Given problem: In the material below, find all lines with the string "JSON" and copy them.
^^^^^^^^
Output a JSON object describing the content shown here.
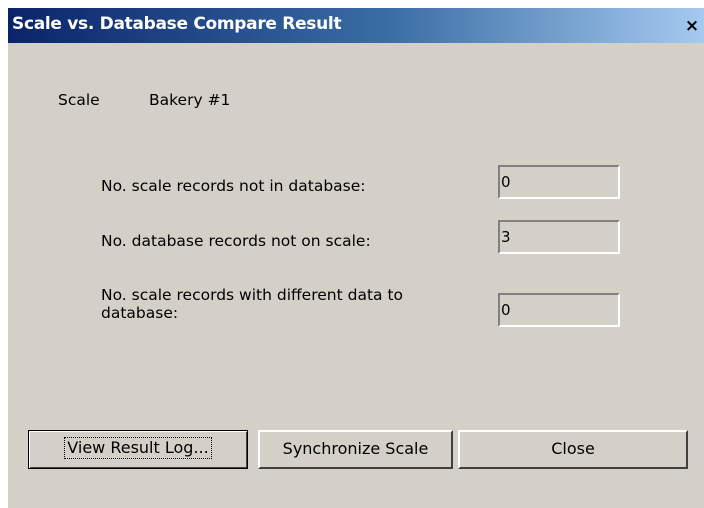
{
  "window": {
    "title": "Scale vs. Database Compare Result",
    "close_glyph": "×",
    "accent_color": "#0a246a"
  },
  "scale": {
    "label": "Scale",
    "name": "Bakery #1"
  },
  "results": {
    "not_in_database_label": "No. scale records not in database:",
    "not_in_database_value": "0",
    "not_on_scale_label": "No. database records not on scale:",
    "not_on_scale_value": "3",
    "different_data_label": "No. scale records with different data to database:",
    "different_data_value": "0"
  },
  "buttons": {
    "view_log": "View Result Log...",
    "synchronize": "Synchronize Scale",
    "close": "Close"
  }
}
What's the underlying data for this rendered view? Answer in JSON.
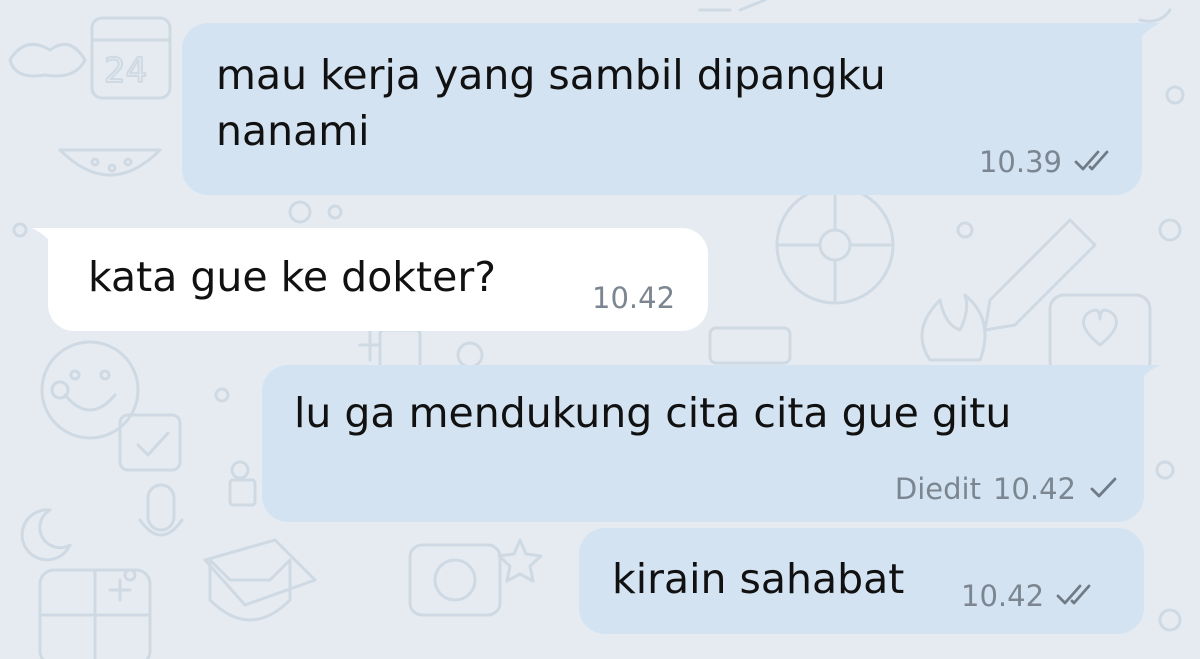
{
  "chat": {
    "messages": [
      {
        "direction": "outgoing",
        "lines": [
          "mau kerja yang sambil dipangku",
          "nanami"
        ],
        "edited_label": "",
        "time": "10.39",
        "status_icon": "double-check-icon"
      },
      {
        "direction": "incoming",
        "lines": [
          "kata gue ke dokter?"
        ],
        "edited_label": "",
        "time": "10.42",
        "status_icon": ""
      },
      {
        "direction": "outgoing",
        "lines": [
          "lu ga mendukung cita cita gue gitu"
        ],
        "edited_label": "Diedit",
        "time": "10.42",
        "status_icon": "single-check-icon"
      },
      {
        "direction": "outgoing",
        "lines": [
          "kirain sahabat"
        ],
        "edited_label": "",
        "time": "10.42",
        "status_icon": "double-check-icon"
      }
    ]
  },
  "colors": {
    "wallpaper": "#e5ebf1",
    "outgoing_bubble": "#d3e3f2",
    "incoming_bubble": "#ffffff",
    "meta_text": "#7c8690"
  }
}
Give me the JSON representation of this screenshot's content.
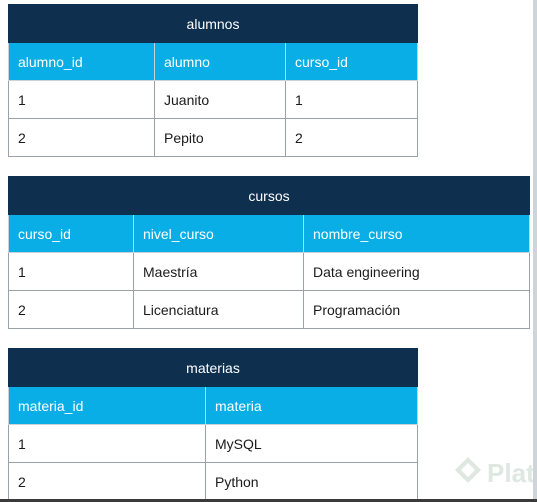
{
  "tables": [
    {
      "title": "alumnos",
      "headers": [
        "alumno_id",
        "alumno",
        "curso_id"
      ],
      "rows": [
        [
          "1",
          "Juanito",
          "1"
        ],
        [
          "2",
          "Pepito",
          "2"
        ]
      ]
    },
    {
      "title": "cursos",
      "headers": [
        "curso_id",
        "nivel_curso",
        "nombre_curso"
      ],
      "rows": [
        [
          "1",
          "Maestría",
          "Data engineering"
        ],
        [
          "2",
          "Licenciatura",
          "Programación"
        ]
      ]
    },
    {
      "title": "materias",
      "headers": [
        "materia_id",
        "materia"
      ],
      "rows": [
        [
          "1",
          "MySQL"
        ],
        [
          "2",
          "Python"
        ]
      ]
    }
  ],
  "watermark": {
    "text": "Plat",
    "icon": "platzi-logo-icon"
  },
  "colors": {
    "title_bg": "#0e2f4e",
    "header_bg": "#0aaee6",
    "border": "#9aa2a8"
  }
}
^^^^^^^^
Solution for this problem:
Output a JSON object describing the content shown here.
What's the underlying data for this rendered view? Answer in JSON.
Give me the JSON representation of this screenshot's content.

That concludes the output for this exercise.